## Provided material
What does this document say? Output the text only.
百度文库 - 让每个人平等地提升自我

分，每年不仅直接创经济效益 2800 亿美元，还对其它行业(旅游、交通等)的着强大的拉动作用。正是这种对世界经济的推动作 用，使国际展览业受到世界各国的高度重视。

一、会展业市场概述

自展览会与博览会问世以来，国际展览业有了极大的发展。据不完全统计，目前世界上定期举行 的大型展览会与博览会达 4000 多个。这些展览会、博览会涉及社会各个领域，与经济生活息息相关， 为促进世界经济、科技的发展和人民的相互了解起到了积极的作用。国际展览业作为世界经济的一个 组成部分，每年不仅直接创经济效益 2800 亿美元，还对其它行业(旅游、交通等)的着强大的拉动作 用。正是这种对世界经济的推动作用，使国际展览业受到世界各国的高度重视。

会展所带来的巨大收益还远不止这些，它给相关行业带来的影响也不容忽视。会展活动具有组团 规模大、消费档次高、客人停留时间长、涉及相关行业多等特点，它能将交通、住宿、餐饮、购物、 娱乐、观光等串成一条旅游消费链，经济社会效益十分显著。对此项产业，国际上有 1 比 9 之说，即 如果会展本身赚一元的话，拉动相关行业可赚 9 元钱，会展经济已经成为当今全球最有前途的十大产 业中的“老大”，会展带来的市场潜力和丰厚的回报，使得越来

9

## Problem to work on
Print out every entry, keeping each one exact.

## Full response
What does this document say? Output the text only.
百度文库 - 让每个人平等地提升自我

分，每年不仅直接创经济效益 2800 亿美元，还对其它行业(旅游、交通等)的着强大的拉动作用。正是这种对世界经济的推动作 用，使国际展览业受到世界各国的高度重视。

一、会展业市场概述

自展览会与博览会问世以来，国际展览业有了极大的发展。据不完全统计，目前世界上定期举行 的大型展览会与博览会达 4000 多个。这些展览会、博览会涉及社会各个领域，与经济生活息息相关， 为促进世界经济、科技的发展和人民的相互了解起到了积极的作用。国际展览业作为世界经济的一个 组成部分，每年不仅直接创经济效益 2800 亿美元，还对其它行业(旅游、交通等)的着强大的拉动作 用。正是这种对世界经济的推动作用，使国际展览业受到世界各国的高度重视。

会展所带来的巨大收益还远不止这些，它给相关行业带来的影响也不容忽视。会展活动具有组团 规模大、消费档次高、客人停留时间长、涉及相关行业多等特点，它能将交通、住宿、餐饮、购物、 娱乐、观光等串成一条旅游消费链，经济社会效益十分显著。对此项产业，国际上有 1 比 9 之说，即 如果会展本身赚一元的话，拉动相关行业可赚 9 元钱，会展经济已经成为当今全球最有前途的十大产 业中的“老大”，会展带来的市场潜力和丰厚的回报，使得越来

9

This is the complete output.